== GIVEN DATA ==
╭──
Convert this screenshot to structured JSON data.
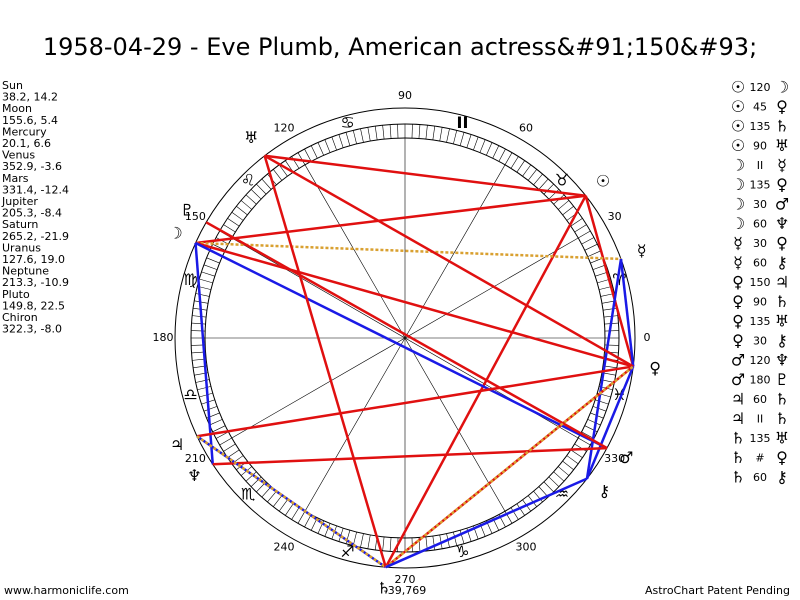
{
  "header": {
    "title": "1958-04-29 - Eve Plumb, American actress&#91;150&#93;"
  },
  "planets": [
    {
      "name": "Sun",
      "glyph": "☉",
      "position": "38.2, 14.2"
    },
    {
      "name": "Moon",
      "glyph": "☽",
      "position": "155.6, 5.4"
    },
    {
      "name": "Mercury",
      "glyph": "☿",
      "position": "20.1, 6.6"
    },
    {
      "name": "Venus",
      "glyph": "♀",
      "position": "352.9, -3.6"
    },
    {
      "name": "Mars",
      "glyph": "♂",
      "position": "331.4, -12.4"
    },
    {
      "name": "Jupiter",
      "glyph": "♃",
      "position": "205.3, -8.4"
    },
    {
      "name": "Saturn",
      "glyph": "♄",
      "position": "265.2, -21.9"
    },
    {
      "name": "Uranus",
      "glyph": "♅",
      "position": "127.6, 19.0"
    },
    {
      "name": "Neptune",
      "glyph": "♆",
      "position": "213.3, -10.9"
    },
    {
      "name": "Pluto",
      "glyph": "♇",
      "position": "149.8, 22.5"
    },
    {
      "name": "Chiron",
      "glyph": "⚷",
      "position": "322.3, -8.0"
    }
  ],
  "signs": [
    "♈",
    "♉",
    "II",
    "♋",
    "♌",
    "♍",
    "♎",
    "♏",
    "♐",
    "♑",
    "♒",
    "♓"
  ],
  "degree_labels": [
    "0",
    "30",
    "60",
    "90",
    "120",
    "150",
    "180",
    "210",
    "240",
    "270",
    "300",
    "330"
  ],
  "aspects": [
    {
      "p1": "☉",
      "aspect": "120",
      "p2": "☽"
    },
    {
      "p1": "☉",
      "aspect": "45",
      "p2": "♀"
    },
    {
      "p1": "☉",
      "aspect": "135",
      "p2": "♄"
    },
    {
      "p1": "☉",
      "aspect": "90",
      "p2": "♅"
    },
    {
      "p1": "☽",
      "aspect": "II",
      "p2": "☿"
    },
    {
      "p1": "☽",
      "aspect": "135",
      "p2": "♀"
    },
    {
      "p1": "☽",
      "aspect": "30",
      "p2": "♂"
    },
    {
      "p1": "☽",
      "aspect": "60",
      "p2": "♆"
    },
    {
      "p1": "☿",
      "aspect": "30",
      "p2": "♀"
    },
    {
      "p1": "☿",
      "aspect": "60",
      "p2": "⚷"
    },
    {
      "p1": "♀",
      "aspect": "150",
      "p2": "♃"
    },
    {
      "p1": "♀",
      "aspect": "90",
      "p2": "♄"
    },
    {
      "p1": "♀",
      "aspect": "135",
      "p2": "♅"
    },
    {
      "p1": "♀",
      "aspect": "30",
      "p2": "⚷"
    },
    {
      "p1": "♂",
      "aspect": "120",
      "p2": "♆"
    },
    {
      "p1": "♂",
      "aspect": "180",
      "p2": "♇"
    },
    {
      "p1": "♃",
      "aspect": "60",
      "p2": "♄"
    },
    {
      "p1": "♃",
      "aspect": "II",
      "p2": "♄"
    },
    {
      "p1": "♄",
      "aspect": "135",
      "p2": "♅"
    },
    {
      "p1": "♄",
      "aspect": "#",
      "p2": "♀"
    },
    {
      "p1": "♄",
      "aspect": "60",
      "p2": "⚷"
    }
  ],
  "bottom_value": "-39,769",
  "footer": {
    "left": "www.harmoniclife.com",
    "right": "AstroChart Patent Pending"
  }
}
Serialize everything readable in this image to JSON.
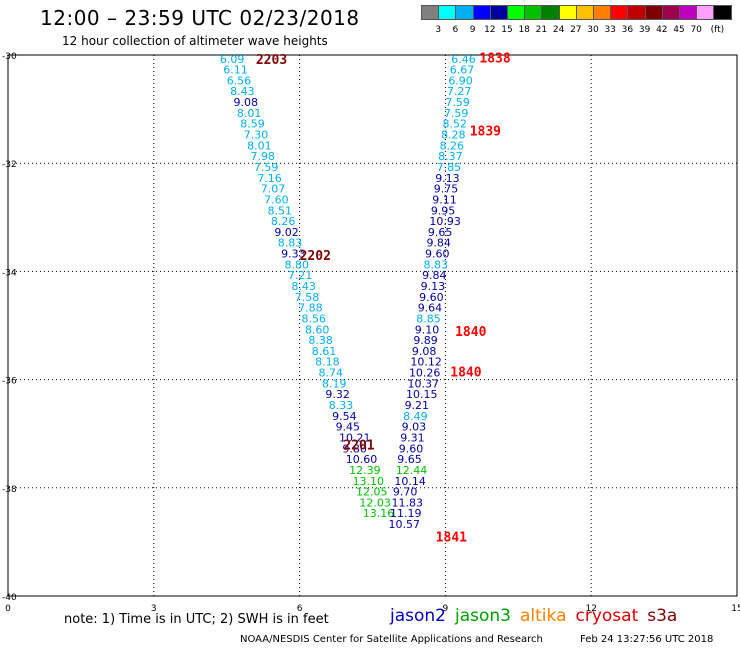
{
  "header": {
    "title": "12:00 – 23:59 UTC 02/23/2018",
    "subtitle": "12 hour collection of altimeter wave heights"
  },
  "colorbar": {
    "unit": "(ft)",
    "colors": [
      "#808080",
      "#00ffff",
      "#00b0f0",
      "#0000ff",
      "#0000a0",
      "#00ff00",
      "#00c000",
      "#008000",
      "#ffff00",
      "#ffc000",
      "#ff8000",
      "#ff0000",
      "#c00000",
      "#800000",
      "#a00050",
      "#c000c0",
      "#ffa0ff",
      "#000000"
    ],
    "labels": [
      "3",
      "6",
      "9",
      "12",
      "15",
      "18",
      "21",
      "24",
      "27",
      "30",
      "33",
      "36",
      "39",
      "42",
      "45",
      "70"
    ]
  },
  "map": {
    "x_ticks": [
      "0",
      "3",
      "6",
      "9",
      "12",
      "15"
    ],
    "y_ticks": [
      "-30",
      "-32",
      "-34",
      "-36",
      "-38",
      "-40"
    ],
    "x_range": [
      0,
      15
    ],
    "y_range": [
      -30,
      -40
    ]
  },
  "tracks": [
    {
      "time": "2203",
      "x": 5.1,
      "y": -30.07,
      "color": "#800000"
    },
    {
      "time": "2202",
      "x": 6.0,
      "y": -33.7,
      "color": "#800000"
    },
    {
      "time": "2201",
      "x": 6.9,
      "y": -37.2,
      "color": "#800000"
    },
    {
      "time": "1838",
      "x": 9.7,
      "y": -30.05,
      "color": "#ff0000"
    },
    {
      "time": "1839",
      "x": 9.5,
      "y": -31.4,
      "color": "#ff0000"
    },
    {
      "time": "1840",
      "x": 9.2,
      "y": -35.1,
      "color": "#ff0000"
    },
    {
      "time": "1840",
      "x": 9.1,
      "y": -35.85,
      "color": "#ff0000"
    },
    {
      "time": "1841",
      "x": 8.8,
      "y": -38.9,
      "color": "#ff0000"
    }
  ],
  "readings_west": [
    {
      "v": "6.09",
      "x": 4.36,
      "y": -30.07,
      "c": "#00b0f0"
    },
    {
      "v": "6.11",
      "x": 4.43,
      "y": -30.27,
      "c": "#00b0f0"
    },
    {
      "v": "6.56",
      "x": 4.5,
      "y": -30.47,
      "c": "#00b0f0"
    },
    {
      "v": "8.43",
      "x": 4.57,
      "y": -30.67,
      "c": "#00b0f0"
    },
    {
      "v": "9.08",
      "x": 4.64,
      "y": -30.87,
      "c": "#0000a0"
    },
    {
      "v": "8.01",
      "x": 4.71,
      "y": -31.07,
      "c": "#00b0f0"
    },
    {
      "v": "8.59",
      "x": 4.78,
      "y": -31.27,
      "c": "#00b0f0"
    },
    {
      "v": "7.30",
      "x": 4.85,
      "y": -31.47,
      "c": "#00b0f0"
    },
    {
      "v": "8.01",
      "x": 4.92,
      "y": -31.67,
      "c": "#00b0f0"
    },
    {
      "v": "7.98",
      "x": 4.99,
      "y": -31.87,
      "c": "#00b0f0"
    },
    {
      "v": "7.59",
      "x": 5.06,
      "y": -32.07,
      "c": "#00b0f0"
    },
    {
      "v": "7.16",
      "x": 5.13,
      "y": -32.27,
      "c": "#00b0f0"
    },
    {
      "v": "7.07",
      "x": 5.2,
      "y": -32.47,
      "c": "#00b0f0"
    },
    {
      "v": "7.60",
      "x": 5.27,
      "y": -32.67,
      "c": "#00b0f0"
    },
    {
      "v": "8.51",
      "x": 5.34,
      "y": -32.87,
      "c": "#00b0f0"
    },
    {
      "v": "8.26",
      "x": 5.41,
      "y": -33.07,
      "c": "#00b0f0"
    },
    {
      "v": "9.02",
      "x": 5.48,
      "y": -33.27,
      "c": "#0000a0"
    },
    {
      "v": "8.83",
      "x": 5.55,
      "y": -33.47,
      "c": "#00b0f0"
    },
    {
      "v": "9.33",
      "x": 5.62,
      "y": -33.67,
      "c": "#0000a0"
    },
    {
      "v": "8.80",
      "x": 5.69,
      "y": -33.87,
      "c": "#00b0f0"
    },
    {
      "v": "7.21",
      "x": 5.76,
      "y": -34.07,
      "c": "#00b0f0"
    },
    {
      "v": "8.43",
      "x": 5.83,
      "y": -34.27,
      "c": "#00b0f0"
    },
    {
      "v": "7.58",
      "x": 5.9,
      "y": -34.47,
      "c": "#00b0f0"
    },
    {
      "v": "7.88",
      "x": 5.97,
      "y": -34.67,
      "c": "#00b0f0"
    },
    {
      "v": "8.56",
      "x": 6.04,
      "y": -34.87,
      "c": "#00b0f0"
    },
    {
      "v": "8.60",
      "x": 6.11,
      "y": -35.07,
      "c": "#00b0f0"
    },
    {
      "v": "8.38",
      "x": 6.18,
      "y": -35.27,
      "c": "#00b0f0"
    },
    {
      "v": "8.61",
      "x": 6.25,
      "y": -35.47,
      "c": "#00b0f0"
    },
    {
      "v": "8.18",
      "x": 6.32,
      "y": -35.67,
      "c": "#00b0f0"
    },
    {
      "v": "8.74",
      "x": 6.39,
      "y": -35.87,
      "c": "#00b0f0"
    },
    {
      "v": "8.19",
      "x": 6.46,
      "y": -36.07,
      "c": "#00b0f0"
    },
    {
      "v": "9.32",
      "x": 6.53,
      "y": -36.27,
      "c": "#0000a0"
    },
    {
      "v": "8.33",
      "x": 6.6,
      "y": -36.47,
      "c": "#00b0f0"
    },
    {
      "v": "9.54",
      "x": 6.67,
      "y": -36.67,
      "c": "#0000a0"
    },
    {
      "v": "9.45",
      "x": 6.74,
      "y": -36.87,
      "c": "#0000a0"
    },
    {
      "v": "10.21",
      "x": 6.81,
      "y": -37.07,
      "c": "#0000a0"
    },
    {
      "v": "9.80",
      "x": 6.88,
      "y": -37.27,
      "c": "#0000a0"
    },
    {
      "v": "10.60",
      "x": 6.95,
      "y": -37.47,
      "c": "#0000a0"
    },
    {
      "v": "12.39",
      "x": 7.02,
      "y": -37.67,
      "c": "#00c000"
    },
    {
      "v": "13.10",
      "x": 7.09,
      "y": -37.87,
      "c": "#00c000"
    },
    {
      "v": "12.05",
      "x": 7.16,
      "y": -38.07,
      "c": "#00c000"
    },
    {
      "v": "12.03",
      "x": 7.23,
      "y": -38.27,
      "c": "#00c000"
    },
    {
      "v": "13.16",
      "x": 7.3,
      "y": -38.47,
      "c": "#00c000"
    }
  ],
  "readings_east": [
    {
      "v": "6.46",
      "x": 9.12,
      "y": -30.07,
      "c": "#00b0f0"
    },
    {
      "v": "6.67",
      "x": 9.09,
      "y": -30.27,
      "c": "#00b0f0"
    },
    {
      "v": "6.90",
      "x": 9.06,
      "y": -30.47,
      "c": "#00b0f0"
    },
    {
      "v": "7.27",
      "x": 9.03,
      "y": -30.67,
      "c": "#00b0f0"
    },
    {
      "v": "7.59",
      "x": 9.0,
      "y": -30.87,
      "c": "#00b0f0"
    },
    {
      "v": "7.59",
      "x": 8.97,
      "y": -31.07,
      "c": "#00b0f0"
    },
    {
      "v": "8.52",
      "x": 8.94,
      "y": -31.27,
      "c": "#00b0f0"
    },
    {
      "v": "8.28",
      "x": 8.91,
      "y": -31.47,
      "c": "#00b0f0"
    },
    {
      "v": "8.26",
      "x": 8.88,
      "y": -31.67,
      "c": "#00b0f0"
    },
    {
      "v": "8.37",
      "x": 8.85,
      "y": -31.87,
      "c": "#00b0f0"
    },
    {
      "v": "7.85",
      "x": 8.82,
      "y": -32.07,
      "c": "#00b0f0"
    },
    {
      "v": "9.13",
      "x": 8.79,
      "y": -32.27,
      "c": "#0000a0"
    },
    {
      "v": "9.75",
      "x": 8.76,
      "y": -32.47,
      "c": "#0000a0"
    },
    {
      "v": "9.11",
      "x": 8.73,
      "y": -32.67,
      "c": "#0000a0"
    },
    {
      "v": "9.95",
      "x": 8.7,
      "y": -32.87,
      "c": "#0000a0"
    },
    {
      "v": "10.93",
      "x": 8.67,
      "y": -33.07,
      "c": "#0000a0"
    },
    {
      "v": "9.65",
      "x": 8.64,
      "y": -33.27,
      "c": "#0000a0"
    },
    {
      "v": "9.84",
      "x": 8.61,
      "y": -33.47,
      "c": "#0000a0"
    },
    {
      "v": "9.60",
      "x": 8.58,
      "y": -33.67,
      "c": "#0000a0"
    },
    {
      "v": "8.83",
      "x": 8.55,
      "y": -33.87,
      "c": "#00b0f0"
    },
    {
      "v": "9.84",
      "x": 8.52,
      "y": -34.07,
      "c": "#0000a0"
    },
    {
      "v": "9.13",
      "x": 8.49,
      "y": -34.27,
      "c": "#0000a0"
    },
    {
      "v": "9.60",
      "x": 8.46,
      "y": -34.47,
      "c": "#0000a0"
    },
    {
      "v": "9.64",
      "x": 8.43,
      "y": -34.67,
      "c": "#0000a0"
    },
    {
      "v": "8.85",
      "x": 8.4,
      "y": -34.87,
      "c": "#00b0f0"
    },
    {
      "v": "9.10",
      "x": 8.37,
      "y": -35.07,
      "c": "#0000a0"
    },
    {
      "v": "9.89",
      "x": 8.34,
      "y": -35.27,
      "c": "#0000a0"
    },
    {
      "v": "9.08",
      "x": 8.31,
      "y": -35.47,
      "c": "#0000a0"
    },
    {
      "v": "10.12",
      "x": 8.28,
      "y": -35.67,
      "c": "#0000a0"
    },
    {
      "v": "10.26",
      "x": 8.25,
      "y": -35.87,
      "c": "#0000a0"
    },
    {
      "v": "10.37",
      "x": 8.22,
      "y": -36.07,
      "c": "#0000a0"
    },
    {
      "v": "10.15",
      "x": 8.19,
      "y": -36.27,
      "c": "#0000a0"
    },
    {
      "v": "9.21",
      "x": 8.16,
      "y": -36.47,
      "c": "#0000a0"
    },
    {
      "v": "8.49",
      "x": 8.13,
      "y": -36.67,
      "c": "#00b0f0"
    },
    {
      "v": "9.03",
      "x": 8.1,
      "y": -36.87,
      "c": "#0000a0"
    },
    {
      "v": "9.31",
      "x": 8.07,
      "y": -37.07,
      "c": "#0000a0"
    },
    {
      "v": "9.60",
      "x": 8.04,
      "y": -37.27,
      "c": "#0000a0"
    },
    {
      "v": "9.65",
      "x": 8.01,
      "y": -37.47,
      "c": "#0000a0"
    },
    {
      "v": "12.44",
      "x": 7.98,
      "y": -37.67,
      "c": "#00c000"
    },
    {
      "v": "10.14",
      "x": 7.95,
      "y": -37.87,
      "c": "#0000a0"
    },
    {
      "v": "9.70",
      "x": 7.92,
      "y": -38.07,
      "c": "#0000a0"
    },
    {
      "v": "11.83",
      "x": 7.89,
      "y": -38.27,
      "c": "#0000a0"
    },
    {
      "v": "11.19",
      "x": 7.86,
      "y": -38.47,
      "c": "#0000a0"
    },
    {
      "v": "10.57",
      "x": 7.83,
      "y": -38.67,
      "c": "#0000a0"
    }
  ],
  "footer": {
    "note": "note: 1) Time is in UTC; 2) SWH is in feet",
    "satellites": [
      {
        "name": "jason2",
        "color": "#0000c0"
      },
      {
        "name": "jason3",
        "color": "#00a000"
      },
      {
        "name": "altika",
        "color": "#ff8000"
      },
      {
        "name": "cryosat",
        "color": "#e00000"
      },
      {
        "name": "s3a",
        "color": "#800000"
      }
    ],
    "credit": "NOAA/NESDIS Center for Satellite Applications and Research",
    "generated": "Feb 24 13:27:56 UTC 2018"
  }
}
╰──
== TASK DIRECTIONS ==
Within the listing above, find every line containing the string "JSON" and return it.

== EXERCISE OUTPUT ==
Convert this screenshot to structured JSON data.
Serialize everything readable in this image to JSON.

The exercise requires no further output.